**TASK STATEMENT:** Print all of the lines exactly. Any picture among them stays out.
········
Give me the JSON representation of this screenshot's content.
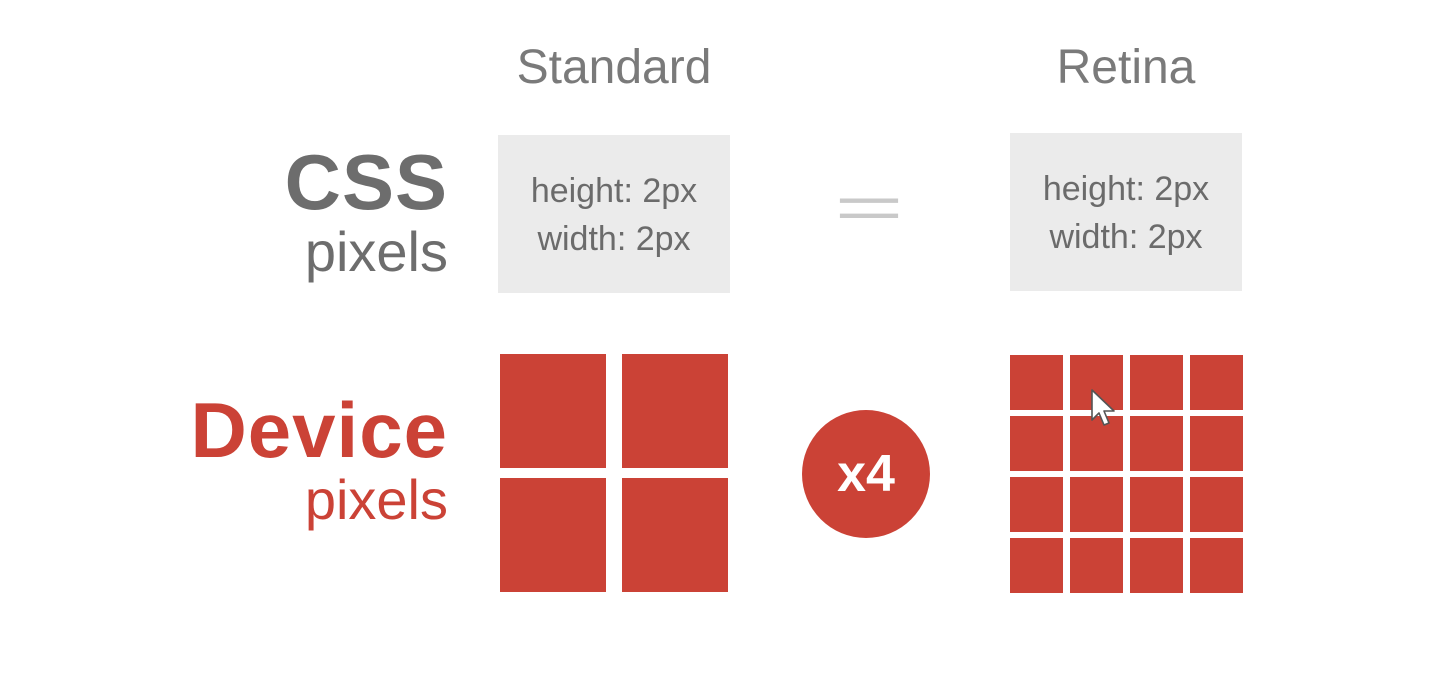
{
  "columns": {
    "standard_title": "Standard",
    "retina_title": "Retina"
  },
  "rows": {
    "css": {
      "title": "CSS",
      "subtitle": "pixels"
    },
    "device": {
      "title": "Device",
      "subtitle": "pixels"
    }
  },
  "standard_box": {
    "height_text": "height: 2px",
    "width_text": "width: 2px"
  },
  "retina_box": {
    "height_text": "height: 2px",
    "width_text": "width: 2px"
  },
  "equals_symbol": "==",
  "multiplier_label": "x4",
  "standard_grid": {
    "rows": 2,
    "cols": 2
  },
  "retina_grid": {
    "rows": 4,
    "cols": 4
  },
  "colors": {
    "accent_red": "#cb4236",
    "css_gray": "#6d6d6d",
    "box_gray": "#ebebeb",
    "equals_gray": "#c9c9c9"
  },
  "icons": {
    "cursor": "mouse-cursor-icon"
  }
}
········
**TASK OUTPUT:**
Give me the JSON representation of this screenshot's content.
{
  "columns": {
    "standard_title": "Standard",
    "retina_title": "Retina"
  },
  "rows": {
    "css": {
      "title": "CSS",
      "subtitle": "pixels"
    },
    "device": {
      "title": "Device",
      "subtitle": "pixels"
    }
  },
  "standard_box": {
    "height_text": "height: 2px",
    "width_text": "width: 2px"
  },
  "retina_box": {
    "height_text": "height: 2px",
    "width_text": "width: 2px"
  },
  "equals_symbol": "==",
  "multiplier_label": "x4",
  "standard_grid": {
    "rows": 2,
    "cols": 2
  },
  "retina_grid": {
    "rows": 4,
    "cols": 4
  },
  "colors": {
    "accent_red": "#cb4236",
    "css_gray": "#6d6d6d",
    "box_gray": "#ebebeb",
    "equals_gray": "#c9c9c9"
  },
  "icons": {
    "cursor": "mouse-cursor-icon"
  }
}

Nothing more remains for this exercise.